[Dataset listings of figures]
******
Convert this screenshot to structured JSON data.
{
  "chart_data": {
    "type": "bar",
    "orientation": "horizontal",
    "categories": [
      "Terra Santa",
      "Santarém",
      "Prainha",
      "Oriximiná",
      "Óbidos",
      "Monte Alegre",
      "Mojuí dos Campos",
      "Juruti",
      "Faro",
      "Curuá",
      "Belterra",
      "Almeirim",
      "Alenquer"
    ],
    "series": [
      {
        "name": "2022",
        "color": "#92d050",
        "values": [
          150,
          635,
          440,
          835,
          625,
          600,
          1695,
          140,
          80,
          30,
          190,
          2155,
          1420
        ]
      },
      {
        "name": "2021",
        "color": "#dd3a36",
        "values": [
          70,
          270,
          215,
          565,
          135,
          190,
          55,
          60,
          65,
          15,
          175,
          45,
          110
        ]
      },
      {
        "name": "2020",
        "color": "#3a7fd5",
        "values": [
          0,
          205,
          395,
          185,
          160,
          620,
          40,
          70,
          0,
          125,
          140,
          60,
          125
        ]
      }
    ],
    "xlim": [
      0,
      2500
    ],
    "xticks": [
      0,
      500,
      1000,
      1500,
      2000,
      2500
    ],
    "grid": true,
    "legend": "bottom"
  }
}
******
→ THE PROBLEM: Please set down all the data word for word.

→ FINAL ANSWER:
Convert this screenshot to structured JSON data.
{
  "chart_data": {
    "type": "bar",
    "orientation": "horizontal",
    "categories": [
      "Terra Santa",
      "Santarém",
      "Prainha",
      "Oriximiná",
      "Óbidos",
      "Monte Alegre",
      "Mojuí dos Campos",
      "Juruti",
      "Faro",
      "Curuá",
      "Belterra",
      "Almeirim",
      "Alenquer"
    ],
    "series": [
      {
        "name": "2022",
        "color": "#92d050",
        "values": [
          150,
          635,
          440,
          835,
          625,
          600,
          1695,
          140,
          80,
          30,
          190,
          2155,
          1420
        ]
      },
      {
        "name": "2021",
        "color": "#dd3a36",
        "values": [
          70,
          270,
          215,
          565,
          135,
          190,
          55,
          60,
          65,
          15,
          175,
          45,
          110
        ]
      },
      {
        "name": "2020",
        "color": "#3a7fd5",
        "values": [
          0,
          205,
          395,
          185,
          160,
          620,
          40,
          70,
          0,
          125,
          140,
          60,
          125
        ]
      }
    ],
    "xlim": [
      0,
      2500
    ],
    "xticks": [
      0,
      500,
      1000,
      1500,
      2000,
      2500
    ],
    "grid": true,
    "legend": "bottom"
  }
}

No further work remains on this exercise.